▶ Written task
Write out the full set of records below exactly.

▶ Supplied data
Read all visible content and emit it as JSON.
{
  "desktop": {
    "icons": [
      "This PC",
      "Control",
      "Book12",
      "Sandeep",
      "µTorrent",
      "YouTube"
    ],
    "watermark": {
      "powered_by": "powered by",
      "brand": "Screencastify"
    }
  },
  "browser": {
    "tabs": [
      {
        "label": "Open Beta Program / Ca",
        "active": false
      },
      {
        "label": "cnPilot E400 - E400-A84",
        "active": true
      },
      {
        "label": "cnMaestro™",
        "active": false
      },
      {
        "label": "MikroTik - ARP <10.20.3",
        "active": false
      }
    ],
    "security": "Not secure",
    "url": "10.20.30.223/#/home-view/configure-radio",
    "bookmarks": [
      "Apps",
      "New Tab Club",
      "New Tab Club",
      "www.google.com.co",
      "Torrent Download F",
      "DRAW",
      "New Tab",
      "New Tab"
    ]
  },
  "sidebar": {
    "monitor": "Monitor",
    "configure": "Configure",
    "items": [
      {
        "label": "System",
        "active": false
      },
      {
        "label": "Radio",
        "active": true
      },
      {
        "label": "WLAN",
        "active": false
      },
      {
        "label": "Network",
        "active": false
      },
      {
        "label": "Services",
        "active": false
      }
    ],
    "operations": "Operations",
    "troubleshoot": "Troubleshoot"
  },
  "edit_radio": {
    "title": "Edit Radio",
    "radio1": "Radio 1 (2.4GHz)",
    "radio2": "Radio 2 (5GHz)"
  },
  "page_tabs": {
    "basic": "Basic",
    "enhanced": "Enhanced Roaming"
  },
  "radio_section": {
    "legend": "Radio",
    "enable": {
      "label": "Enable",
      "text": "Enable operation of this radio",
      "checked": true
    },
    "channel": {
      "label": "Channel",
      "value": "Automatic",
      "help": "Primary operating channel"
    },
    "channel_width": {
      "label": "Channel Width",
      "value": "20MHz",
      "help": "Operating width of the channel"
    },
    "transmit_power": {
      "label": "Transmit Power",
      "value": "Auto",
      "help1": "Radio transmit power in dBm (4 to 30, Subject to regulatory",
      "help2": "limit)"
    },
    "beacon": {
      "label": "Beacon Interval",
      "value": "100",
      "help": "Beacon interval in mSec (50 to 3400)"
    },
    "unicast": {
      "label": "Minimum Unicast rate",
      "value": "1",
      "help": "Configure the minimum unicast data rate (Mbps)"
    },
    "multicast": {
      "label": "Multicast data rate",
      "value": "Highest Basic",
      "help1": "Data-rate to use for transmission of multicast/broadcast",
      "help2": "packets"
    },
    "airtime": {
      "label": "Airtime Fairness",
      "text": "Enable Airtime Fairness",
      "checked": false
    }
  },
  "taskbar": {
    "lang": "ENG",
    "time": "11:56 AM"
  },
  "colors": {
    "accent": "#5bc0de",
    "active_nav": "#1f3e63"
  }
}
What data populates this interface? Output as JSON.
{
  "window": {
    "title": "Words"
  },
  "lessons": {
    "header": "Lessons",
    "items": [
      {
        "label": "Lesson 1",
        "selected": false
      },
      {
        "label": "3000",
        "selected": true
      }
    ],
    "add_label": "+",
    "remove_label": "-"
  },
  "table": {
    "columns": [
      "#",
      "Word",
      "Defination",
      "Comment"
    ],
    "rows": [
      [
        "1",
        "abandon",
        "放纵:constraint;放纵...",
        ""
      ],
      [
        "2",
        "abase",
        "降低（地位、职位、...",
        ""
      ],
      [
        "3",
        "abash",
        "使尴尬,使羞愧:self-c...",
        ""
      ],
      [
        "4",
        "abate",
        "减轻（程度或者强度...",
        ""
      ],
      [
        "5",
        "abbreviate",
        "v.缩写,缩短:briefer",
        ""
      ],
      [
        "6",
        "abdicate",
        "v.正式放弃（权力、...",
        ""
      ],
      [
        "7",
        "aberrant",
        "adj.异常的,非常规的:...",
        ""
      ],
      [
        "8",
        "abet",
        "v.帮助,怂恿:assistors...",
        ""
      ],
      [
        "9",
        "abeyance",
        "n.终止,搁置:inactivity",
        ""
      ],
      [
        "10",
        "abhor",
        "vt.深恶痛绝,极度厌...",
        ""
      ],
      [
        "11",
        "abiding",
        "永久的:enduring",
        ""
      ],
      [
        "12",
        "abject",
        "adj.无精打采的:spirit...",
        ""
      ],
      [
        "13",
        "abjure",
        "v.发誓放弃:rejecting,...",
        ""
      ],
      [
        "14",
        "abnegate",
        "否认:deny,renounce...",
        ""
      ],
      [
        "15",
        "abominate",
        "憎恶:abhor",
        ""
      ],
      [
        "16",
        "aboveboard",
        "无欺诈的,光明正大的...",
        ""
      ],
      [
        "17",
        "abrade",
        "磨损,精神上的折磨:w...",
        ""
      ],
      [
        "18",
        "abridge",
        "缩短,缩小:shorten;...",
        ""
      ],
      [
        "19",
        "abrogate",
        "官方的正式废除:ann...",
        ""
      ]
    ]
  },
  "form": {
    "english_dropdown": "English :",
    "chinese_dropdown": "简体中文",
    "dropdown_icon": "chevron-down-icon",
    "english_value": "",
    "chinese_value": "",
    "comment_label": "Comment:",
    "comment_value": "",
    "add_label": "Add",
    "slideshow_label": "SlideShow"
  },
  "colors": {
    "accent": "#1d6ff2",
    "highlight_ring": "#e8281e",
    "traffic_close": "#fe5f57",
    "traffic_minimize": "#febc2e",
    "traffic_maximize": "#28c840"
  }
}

▶ Response
Read all visible content and emit it as JSON.
{
  "desktop": {
    "icons": [
      "This PC",
      "Control",
      "Book12",
      "Sandeep",
      "µTorrent",
      "YouTube"
    ],
    "watermark": {
      "powered_by": "powered by",
      "brand": "Screencastify"
    }
  },
  "browser": {
    "tabs": [
      {
        "label": "Open Beta Program / Ca",
        "active": false
      },
      {
        "label": "cnPilot E400 - E400-A84",
        "active": true
      },
      {
        "label": "cnMaestro™",
        "active": false
      },
      {
        "label": "MikroTik - ARP <10.20.3",
        "active": false
      }
    ],
    "security": "Not secure",
    "url": "10.20.30.223/#/home-view/configure-radio",
    "bookmarks": [
      "Apps",
      "New Tab Club",
      "New Tab Club",
      "www.google.com.co",
      "Torrent Download F",
      "DRAW",
      "New Tab",
      "New Tab"
    ]
  },
  "sidebar": {
    "monitor": "Monitor",
    "configure": "Configure",
    "items": [
      {
        "label": "System",
        "active": false
      },
      {
        "label": "Radio",
        "active": true
      },
      {
        "label": "WLAN",
        "active": false
      },
      {
        "label": "Network",
        "active": false
      },
      {
        "label": "Services",
        "active": false
      }
    ],
    "operations": "Operations",
    "troubleshoot": "Troubleshoot"
  },
  "edit_radio": {
    "title": "Edit Radio",
    "radio1": "Radio 1 (2.4GHz)",
    "radio2": "Radio 2 (5GHz)"
  },
  "page_tabs": {
    "basic": "Basic",
    "enhanced": "Enhanced Roaming"
  },
  "radio_section": {
    "legend": "Radio",
    "enable": {
      "label": "Enable",
      "text": "Enable operation of this radio",
      "checked": true
    },
    "channel": {
      "label": "Channel",
      "value": "Automatic",
      "help": "Primary operating channel"
    },
    "channel_width": {
      "label": "Channel Width",
      "value": "20MHz",
      "help": "Operating width of the channel"
    },
    "transmit_power": {
      "label": "Transmit Power",
      "value": "Auto",
      "help1": "Radio transmit power in dBm (4 to 30, Subject to regulatory",
      "help2": "limit)"
    },
    "beacon": {
      "label": "Beacon Interval",
      "value": "100",
      "help": "Beacon interval in mSec (50 to 3400)"
    },
    "unicast": {
      "label": "Minimum Unicast rate",
      "value": "1",
      "help": "Configure the minimum unicast data rate (Mbps)"
    },
    "multicast": {
      "label": "Multicast data rate",
      "value": "Highest Basic",
      "help1": "Data-rate to use for transmission of multicast/broadcast",
      "help2": "packets"
    },
    "airtime": {
      "label": "Airtime Fairness",
      "text": "Enable Airtime Fairness",
      "checked": false
    }
  },
  "taskbar": {
    "lang": "ENG",
    "time": "11:56 AM"
  },
  "colors": {
    "accent": "#5bc0de",
    "active_nav": "#1f3e63"
  }
}
What data populates this interface? Output as JSON.
{
  "window": {
    "title": "Words"
  },
  "lessons": {
    "header": "Lessons",
    "items": [
      {
        "label": "Lesson 1",
        "selected": false
      },
      {
        "label": "3000",
        "selected": true
      }
    ],
    "add_label": "+",
    "remove_label": "-"
  },
  "table": {
    "columns": [
      "#",
      "Word",
      "Defination",
      "Comment"
    ],
    "rows": [
      [
        "1",
        "abandon",
        "放纵:constraint;放纵...",
        ""
      ],
      [
        "2",
        "abase",
        "降低（地位、职位、...",
        ""
      ],
      [
        "3",
        "abash",
        "使尴尬,使羞愧:self-c...",
        ""
      ],
      [
        "4",
        "abate",
        "减轻（程度或者强度...",
        ""
      ],
      [
        "5",
        "abbreviate",
        "v.缩写,缩短:briefer",
        ""
      ],
      [
        "6",
        "abdicate",
        "v.正式放弃（权力、...",
        ""
      ],
      [
        "7",
        "aberrant",
        "adj.异常的,非常规的:...",
        ""
      ],
      [
        "8",
        "abet",
        "v.帮助,怂恿:assistors...",
        ""
      ],
      [
        "9",
        "abeyance",
        "n.终止,搁置:inactivity",
        ""
      ],
      [
        "10",
        "abhor",
        "vt.深恶痛绝,极度厌...",
        ""
      ],
      [
        "11",
        "abiding",
        "永久的:enduring",
        ""
      ],
      [
        "12",
        "abject",
        "adj.无精打采的:spirit...",
        ""
      ],
      [
        "13",
        "abjure",
        "v.发誓放弃:rejecting,...",
        ""
      ],
      [
        "14",
        "abnegate",
        "否认:deny,renounce...",
        ""
      ],
      [
        "15",
        "abominate",
        "憎恶:abhor",
        ""
      ],
      [
        "16",
        "aboveboard",
        "无欺诈的,光明正大的...",
        ""
      ],
      [
        "17",
        "abrade",
        "磨损,精神上的折磨:w...",
        ""
      ],
      [
        "18",
        "abridge",
        "缩短,缩小:shorten;...",
        ""
      ],
      [
        "19",
        "abrogate",
        "官方的正式废除:ann...",
        ""
      ]
    ]
  },
  "form": {
    "english_dropdown": "English :",
    "chinese_dropdown": "简体中文",
    "dropdown_icon": "chevron-down-icon",
    "english_value": "",
    "chinese_value": "",
    "comment_label": "Comment:",
    "comment_value": "",
    "add_label": "Add",
    "slideshow_label": "SlideShow"
  },
  "colors": {
    "accent": "#1d6ff2",
    "highlight_ring": "#e8281e",
    "traffic_close": "#fe5f57",
    "traffic_minimize": "#febc2e",
    "traffic_maximize": "#28c840"
  }
}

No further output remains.